***** GIVEN ENTRIES

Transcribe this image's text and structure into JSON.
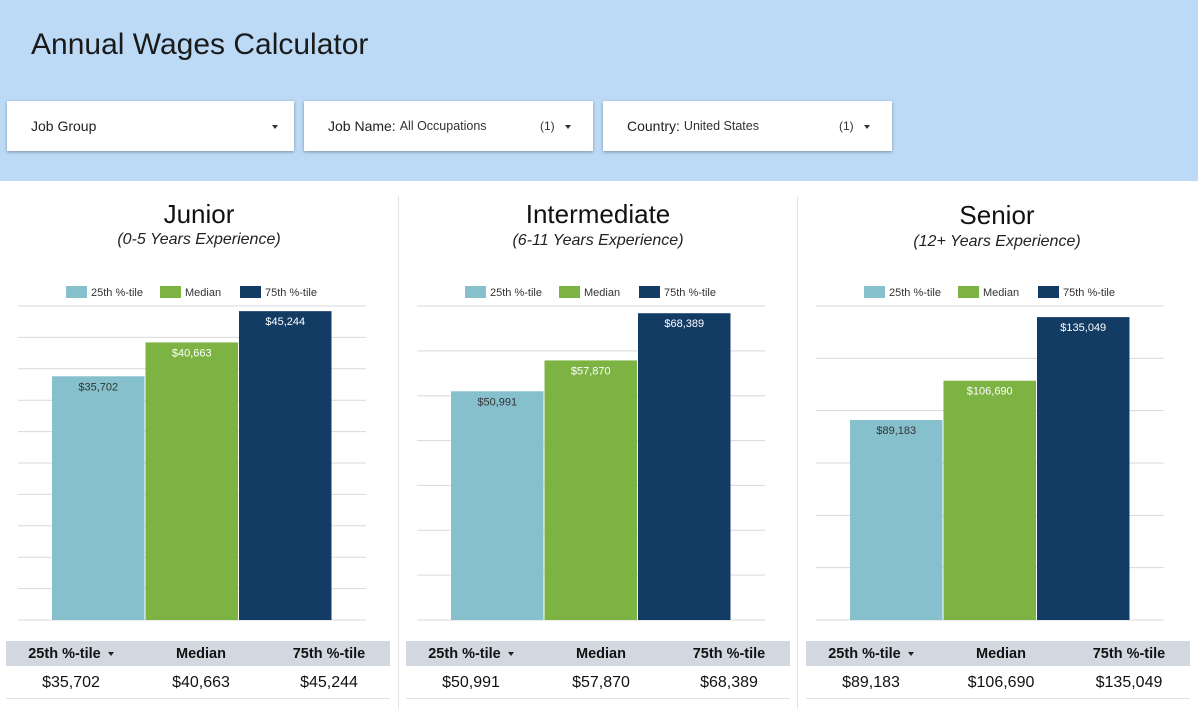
{
  "header": {
    "title": "Annual Wages Calculator",
    "filters": [
      {
        "label": "Job Group",
        "value": "",
        "count": ""
      },
      {
        "label": "Job Name:",
        "value": "All Occupations",
        "count": "(1)"
      },
      {
        "label": "Country:",
        "value": "United States",
        "count": "(1)"
      }
    ]
  },
  "colors": {
    "p25": "#86c0cc",
    "median": "#7cb342",
    "p75": "#133c65",
    "header_bg": "#bcdaf5"
  },
  "legend": [
    "25th %-tile",
    "Median",
    "75th %-tile"
  ],
  "table_headers": [
    "25th %-tile",
    "Median",
    "75th %-tile"
  ],
  "panels": [
    {
      "title": "Junior",
      "subtitle": "(0-5 Years Experience)",
      "table_values": [
        "$35,702",
        "$40,663",
        "$45,244"
      ]
    },
    {
      "title": "Intermediate",
      "subtitle": "(6-11 Years Experience)",
      "table_values": [
        "$50,991",
        "$57,870",
        "$68,389"
      ]
    },
    {
      "title": "Senior",
      "subtitle": "(12+ Years Experience)",
      "table_values": [
        "$89,183",
        "$106,690",
        "$135,049"
      ]
    }
  ],
  "chart_data": [
    {
      "type": "bar",
      "title": "Junior",
      "categories": [
        "25th %-tile",
        "Median",
        "75th %-tile"
      ],
      "values": [
        35702,
        40663,
        45244
      ],
      "labels": [
        "$35,702",
        "$40,663",
        "$45,244"
      ],
      "ylim": [
        0,
        46000
      ],
      "gridlines": 10,
      "legend": "top"
    },
    {
      "type": "bar",
      "title": "Intermediate",
      "categories": [
        "25th %-tile",
        "Median",
        "75th %-tile"
      ],
      "values": [
        50991,
        57870,
        68389
      ],
      "labels": [
        "$50,991",
        "$57,870",
        "$68,389"
      ],
      "ylim": [
        0,
        70000
      ],
      "gridlines": 7,
      "legend": "top"
    },
    {
      "type": "bar",
      "title": "Senior",
      "categories": [
        "25th %-tile",
        "Median",
        "75th %-tile"
      ],
      "values": [
        89183,
        106690,
        135049
      ],
      "labels": [
        "$89,183",
        "$106,690",
        "$135,049"
      ],
      "ylim": [
        0,
        140000
      ],
      "gridlines": 6,
      "legend": "top"
    }
  ]
}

**********

* _TASK DETAILS_
Check each line of the records above for the string "subtitle", and report every line that has it.

* _SOLUTION_
      "subtitle": "(0-5 Years Experience)",
      "subtitle": "(6-11 Years Experience)",
      "subtitle": "(12+ Years Experience)",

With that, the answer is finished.